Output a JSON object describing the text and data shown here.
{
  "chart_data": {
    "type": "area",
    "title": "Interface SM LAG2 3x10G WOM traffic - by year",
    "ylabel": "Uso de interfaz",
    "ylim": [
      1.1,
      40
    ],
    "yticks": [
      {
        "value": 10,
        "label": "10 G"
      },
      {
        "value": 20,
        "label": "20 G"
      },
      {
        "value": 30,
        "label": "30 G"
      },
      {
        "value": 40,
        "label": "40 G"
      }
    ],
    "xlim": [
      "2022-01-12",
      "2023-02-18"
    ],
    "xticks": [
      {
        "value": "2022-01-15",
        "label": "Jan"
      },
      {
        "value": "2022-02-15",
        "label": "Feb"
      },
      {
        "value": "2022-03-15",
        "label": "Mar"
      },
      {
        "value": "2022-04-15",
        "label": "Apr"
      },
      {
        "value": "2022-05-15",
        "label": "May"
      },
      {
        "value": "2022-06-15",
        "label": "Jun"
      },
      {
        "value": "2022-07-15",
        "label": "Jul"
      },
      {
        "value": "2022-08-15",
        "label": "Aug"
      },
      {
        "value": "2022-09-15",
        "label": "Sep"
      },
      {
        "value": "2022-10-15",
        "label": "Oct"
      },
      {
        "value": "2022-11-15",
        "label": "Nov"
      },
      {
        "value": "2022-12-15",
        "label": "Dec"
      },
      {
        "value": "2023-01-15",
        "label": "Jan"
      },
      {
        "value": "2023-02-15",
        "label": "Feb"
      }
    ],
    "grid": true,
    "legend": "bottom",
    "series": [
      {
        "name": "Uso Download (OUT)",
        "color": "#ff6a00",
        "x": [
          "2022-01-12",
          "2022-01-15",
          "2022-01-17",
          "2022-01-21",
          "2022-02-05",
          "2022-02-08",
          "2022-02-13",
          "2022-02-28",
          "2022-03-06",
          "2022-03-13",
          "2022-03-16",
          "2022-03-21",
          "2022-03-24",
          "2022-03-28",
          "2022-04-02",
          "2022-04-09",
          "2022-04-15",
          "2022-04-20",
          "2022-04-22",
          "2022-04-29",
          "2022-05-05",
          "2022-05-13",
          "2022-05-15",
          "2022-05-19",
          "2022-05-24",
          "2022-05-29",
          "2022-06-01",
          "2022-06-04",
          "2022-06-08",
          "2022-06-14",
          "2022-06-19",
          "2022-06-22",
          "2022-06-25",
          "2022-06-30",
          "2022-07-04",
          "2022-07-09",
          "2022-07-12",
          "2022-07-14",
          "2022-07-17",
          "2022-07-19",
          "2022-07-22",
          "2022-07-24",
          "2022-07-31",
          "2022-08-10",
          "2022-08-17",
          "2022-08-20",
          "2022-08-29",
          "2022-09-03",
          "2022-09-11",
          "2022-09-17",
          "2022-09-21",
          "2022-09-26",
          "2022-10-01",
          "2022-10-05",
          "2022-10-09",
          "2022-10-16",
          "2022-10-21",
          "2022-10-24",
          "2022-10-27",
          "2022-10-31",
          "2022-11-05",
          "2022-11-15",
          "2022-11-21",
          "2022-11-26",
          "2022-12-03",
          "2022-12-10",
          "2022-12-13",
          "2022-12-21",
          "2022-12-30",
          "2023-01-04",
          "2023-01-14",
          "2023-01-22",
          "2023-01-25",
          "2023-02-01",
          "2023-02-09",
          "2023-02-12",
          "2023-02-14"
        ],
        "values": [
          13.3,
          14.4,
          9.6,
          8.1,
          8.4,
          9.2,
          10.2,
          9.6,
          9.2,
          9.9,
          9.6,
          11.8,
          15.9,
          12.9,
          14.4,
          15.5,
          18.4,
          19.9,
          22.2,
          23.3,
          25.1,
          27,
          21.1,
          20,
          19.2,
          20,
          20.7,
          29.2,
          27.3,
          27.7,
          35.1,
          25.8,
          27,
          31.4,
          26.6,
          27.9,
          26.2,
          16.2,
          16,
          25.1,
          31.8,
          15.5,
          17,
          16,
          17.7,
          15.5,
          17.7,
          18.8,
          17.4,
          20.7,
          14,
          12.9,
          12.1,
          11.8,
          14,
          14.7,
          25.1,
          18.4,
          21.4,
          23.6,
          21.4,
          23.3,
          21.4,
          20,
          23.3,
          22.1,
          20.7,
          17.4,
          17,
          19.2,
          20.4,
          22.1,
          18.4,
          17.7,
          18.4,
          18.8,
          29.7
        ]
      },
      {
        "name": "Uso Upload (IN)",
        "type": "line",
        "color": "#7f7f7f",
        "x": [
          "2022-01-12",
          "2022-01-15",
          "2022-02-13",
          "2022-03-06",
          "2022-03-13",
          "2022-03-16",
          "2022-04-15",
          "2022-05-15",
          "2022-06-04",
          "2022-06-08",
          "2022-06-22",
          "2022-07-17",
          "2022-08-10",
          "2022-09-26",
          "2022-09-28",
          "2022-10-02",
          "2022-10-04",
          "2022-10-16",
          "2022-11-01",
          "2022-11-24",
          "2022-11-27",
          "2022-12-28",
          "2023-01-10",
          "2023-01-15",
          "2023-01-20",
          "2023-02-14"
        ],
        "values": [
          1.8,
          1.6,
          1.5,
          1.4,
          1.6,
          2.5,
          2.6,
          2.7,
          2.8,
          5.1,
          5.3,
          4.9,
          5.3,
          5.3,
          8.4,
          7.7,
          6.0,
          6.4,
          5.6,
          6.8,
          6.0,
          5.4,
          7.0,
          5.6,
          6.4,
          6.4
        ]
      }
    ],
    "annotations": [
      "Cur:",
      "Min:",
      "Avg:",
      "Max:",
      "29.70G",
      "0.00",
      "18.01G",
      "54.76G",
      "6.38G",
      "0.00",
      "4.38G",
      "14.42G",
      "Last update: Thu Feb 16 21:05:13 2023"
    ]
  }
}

———

#### Prompt
Scan the lines for the string "name". Copy out each line that matches.

#### Full response
        "name": "Uso Download (OUT)",
        "name": "Uso Upload (IN)",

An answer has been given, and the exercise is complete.